● Work to complete
Give the number of lines that include the word "connais", nothing more.

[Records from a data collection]
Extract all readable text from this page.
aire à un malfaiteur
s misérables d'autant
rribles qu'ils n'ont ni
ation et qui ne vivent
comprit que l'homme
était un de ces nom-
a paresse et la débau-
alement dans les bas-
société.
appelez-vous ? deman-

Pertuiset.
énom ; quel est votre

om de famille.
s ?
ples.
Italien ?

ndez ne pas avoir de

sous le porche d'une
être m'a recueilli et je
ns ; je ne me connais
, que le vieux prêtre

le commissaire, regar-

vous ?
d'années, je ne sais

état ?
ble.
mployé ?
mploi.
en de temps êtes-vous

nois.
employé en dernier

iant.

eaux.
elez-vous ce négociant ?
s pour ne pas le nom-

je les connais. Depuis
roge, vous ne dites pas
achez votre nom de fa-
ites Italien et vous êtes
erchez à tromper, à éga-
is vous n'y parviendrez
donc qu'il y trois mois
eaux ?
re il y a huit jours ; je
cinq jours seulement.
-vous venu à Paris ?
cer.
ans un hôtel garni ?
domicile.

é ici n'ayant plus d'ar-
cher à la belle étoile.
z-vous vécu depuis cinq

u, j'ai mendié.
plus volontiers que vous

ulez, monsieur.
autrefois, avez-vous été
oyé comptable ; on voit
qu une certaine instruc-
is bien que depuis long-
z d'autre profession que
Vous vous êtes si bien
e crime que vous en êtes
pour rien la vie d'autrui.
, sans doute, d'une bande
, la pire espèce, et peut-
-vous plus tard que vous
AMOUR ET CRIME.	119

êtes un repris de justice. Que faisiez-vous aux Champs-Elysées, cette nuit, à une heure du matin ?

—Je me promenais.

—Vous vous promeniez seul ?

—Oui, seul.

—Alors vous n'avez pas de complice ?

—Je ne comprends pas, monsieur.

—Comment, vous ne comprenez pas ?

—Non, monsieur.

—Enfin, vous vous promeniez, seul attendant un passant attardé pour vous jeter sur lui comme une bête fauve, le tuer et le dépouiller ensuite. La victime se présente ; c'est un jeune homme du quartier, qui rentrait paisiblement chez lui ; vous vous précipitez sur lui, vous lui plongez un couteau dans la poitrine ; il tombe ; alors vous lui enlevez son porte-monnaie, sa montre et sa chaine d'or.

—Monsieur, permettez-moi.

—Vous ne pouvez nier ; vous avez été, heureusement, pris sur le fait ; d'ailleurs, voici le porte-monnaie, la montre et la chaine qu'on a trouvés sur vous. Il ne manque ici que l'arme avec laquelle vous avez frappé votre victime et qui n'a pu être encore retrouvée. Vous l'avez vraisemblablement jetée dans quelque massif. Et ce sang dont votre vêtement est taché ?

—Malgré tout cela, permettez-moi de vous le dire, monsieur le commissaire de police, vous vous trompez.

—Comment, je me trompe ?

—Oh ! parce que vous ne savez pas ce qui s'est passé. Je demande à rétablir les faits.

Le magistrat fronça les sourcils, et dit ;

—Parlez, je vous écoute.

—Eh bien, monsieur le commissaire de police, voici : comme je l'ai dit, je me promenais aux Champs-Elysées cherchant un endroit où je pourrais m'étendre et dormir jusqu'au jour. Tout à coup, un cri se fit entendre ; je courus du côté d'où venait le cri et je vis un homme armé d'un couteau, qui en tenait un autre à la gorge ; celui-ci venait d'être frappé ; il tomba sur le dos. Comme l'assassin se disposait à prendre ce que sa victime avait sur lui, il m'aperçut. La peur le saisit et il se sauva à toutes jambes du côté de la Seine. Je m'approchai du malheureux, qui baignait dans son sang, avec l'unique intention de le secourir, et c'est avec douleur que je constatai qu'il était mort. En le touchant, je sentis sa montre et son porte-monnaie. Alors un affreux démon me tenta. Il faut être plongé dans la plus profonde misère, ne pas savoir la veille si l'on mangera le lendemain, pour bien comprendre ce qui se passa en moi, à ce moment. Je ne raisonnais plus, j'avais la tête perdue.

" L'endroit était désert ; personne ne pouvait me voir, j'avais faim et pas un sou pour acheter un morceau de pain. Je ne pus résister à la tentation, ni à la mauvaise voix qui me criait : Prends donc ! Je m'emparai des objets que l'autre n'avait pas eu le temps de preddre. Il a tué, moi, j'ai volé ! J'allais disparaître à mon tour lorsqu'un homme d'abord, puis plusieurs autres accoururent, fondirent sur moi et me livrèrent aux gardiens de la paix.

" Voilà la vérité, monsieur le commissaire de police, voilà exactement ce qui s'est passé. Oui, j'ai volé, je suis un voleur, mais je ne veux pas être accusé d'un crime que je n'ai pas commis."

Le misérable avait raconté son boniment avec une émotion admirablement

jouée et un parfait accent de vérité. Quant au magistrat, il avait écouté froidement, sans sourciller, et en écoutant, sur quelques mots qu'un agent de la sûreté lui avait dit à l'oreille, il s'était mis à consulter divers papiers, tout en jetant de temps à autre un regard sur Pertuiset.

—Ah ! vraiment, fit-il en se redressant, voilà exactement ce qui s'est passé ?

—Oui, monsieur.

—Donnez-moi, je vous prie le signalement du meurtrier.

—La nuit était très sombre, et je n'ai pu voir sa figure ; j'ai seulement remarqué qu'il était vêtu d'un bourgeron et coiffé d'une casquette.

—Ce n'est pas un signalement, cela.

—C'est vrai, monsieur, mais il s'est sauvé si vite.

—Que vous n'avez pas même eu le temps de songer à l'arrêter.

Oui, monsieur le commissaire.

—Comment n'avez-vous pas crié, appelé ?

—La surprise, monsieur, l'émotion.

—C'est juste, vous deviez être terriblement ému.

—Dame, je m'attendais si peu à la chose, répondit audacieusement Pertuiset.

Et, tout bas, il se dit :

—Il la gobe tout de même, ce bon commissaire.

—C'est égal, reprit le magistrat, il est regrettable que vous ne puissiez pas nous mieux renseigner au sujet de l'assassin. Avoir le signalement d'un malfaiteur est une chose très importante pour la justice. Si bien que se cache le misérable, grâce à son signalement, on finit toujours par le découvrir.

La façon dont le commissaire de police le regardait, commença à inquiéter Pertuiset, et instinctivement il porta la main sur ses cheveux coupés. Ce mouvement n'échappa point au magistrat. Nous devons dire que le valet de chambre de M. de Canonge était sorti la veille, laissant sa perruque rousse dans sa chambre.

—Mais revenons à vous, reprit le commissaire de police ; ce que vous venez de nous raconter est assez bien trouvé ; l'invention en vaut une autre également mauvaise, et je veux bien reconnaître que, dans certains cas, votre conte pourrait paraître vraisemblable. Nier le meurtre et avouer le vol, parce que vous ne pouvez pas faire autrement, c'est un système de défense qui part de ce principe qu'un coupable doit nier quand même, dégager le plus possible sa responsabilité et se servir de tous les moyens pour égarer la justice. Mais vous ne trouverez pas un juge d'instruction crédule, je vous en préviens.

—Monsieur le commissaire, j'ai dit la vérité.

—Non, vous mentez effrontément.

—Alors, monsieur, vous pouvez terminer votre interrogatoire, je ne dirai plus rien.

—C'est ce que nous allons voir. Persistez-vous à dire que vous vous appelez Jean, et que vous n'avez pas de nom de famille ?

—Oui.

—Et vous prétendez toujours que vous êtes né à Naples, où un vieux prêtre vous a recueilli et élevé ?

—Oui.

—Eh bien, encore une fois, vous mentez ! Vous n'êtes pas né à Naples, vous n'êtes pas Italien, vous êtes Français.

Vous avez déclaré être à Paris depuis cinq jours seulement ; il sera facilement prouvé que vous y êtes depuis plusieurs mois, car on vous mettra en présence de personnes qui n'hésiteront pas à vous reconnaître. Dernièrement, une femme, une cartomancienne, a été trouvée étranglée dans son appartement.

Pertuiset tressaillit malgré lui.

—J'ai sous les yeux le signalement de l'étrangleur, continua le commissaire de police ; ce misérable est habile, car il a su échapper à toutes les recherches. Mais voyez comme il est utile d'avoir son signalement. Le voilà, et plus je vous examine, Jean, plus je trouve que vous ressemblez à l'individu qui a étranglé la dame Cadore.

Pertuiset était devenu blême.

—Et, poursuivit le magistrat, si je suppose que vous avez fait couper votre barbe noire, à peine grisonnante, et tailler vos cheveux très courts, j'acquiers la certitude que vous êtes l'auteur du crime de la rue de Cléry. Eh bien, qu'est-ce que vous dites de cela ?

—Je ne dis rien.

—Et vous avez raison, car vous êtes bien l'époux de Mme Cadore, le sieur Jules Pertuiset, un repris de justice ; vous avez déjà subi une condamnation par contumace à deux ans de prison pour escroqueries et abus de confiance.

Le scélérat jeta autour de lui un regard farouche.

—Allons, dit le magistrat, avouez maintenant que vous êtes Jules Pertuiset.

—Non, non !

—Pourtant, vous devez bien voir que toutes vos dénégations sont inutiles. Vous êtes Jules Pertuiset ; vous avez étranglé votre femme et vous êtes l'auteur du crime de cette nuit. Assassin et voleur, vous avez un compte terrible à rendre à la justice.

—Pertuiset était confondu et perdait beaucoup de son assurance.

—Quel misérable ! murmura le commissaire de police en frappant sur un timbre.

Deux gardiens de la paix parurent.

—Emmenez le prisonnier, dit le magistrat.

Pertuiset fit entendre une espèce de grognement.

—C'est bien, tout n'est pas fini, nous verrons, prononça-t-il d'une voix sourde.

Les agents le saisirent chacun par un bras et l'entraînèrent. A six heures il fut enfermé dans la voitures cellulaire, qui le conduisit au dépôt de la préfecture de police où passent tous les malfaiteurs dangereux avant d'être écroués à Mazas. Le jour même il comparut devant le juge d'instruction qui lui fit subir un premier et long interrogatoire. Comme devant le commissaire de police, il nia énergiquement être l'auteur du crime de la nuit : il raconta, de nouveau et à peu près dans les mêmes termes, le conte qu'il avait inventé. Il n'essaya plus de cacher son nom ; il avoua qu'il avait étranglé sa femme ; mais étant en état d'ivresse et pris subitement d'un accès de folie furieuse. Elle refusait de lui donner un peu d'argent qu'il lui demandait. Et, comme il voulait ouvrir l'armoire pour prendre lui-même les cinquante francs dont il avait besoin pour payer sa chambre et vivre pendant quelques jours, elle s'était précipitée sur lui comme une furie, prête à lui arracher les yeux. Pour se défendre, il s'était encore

● Output of the task
2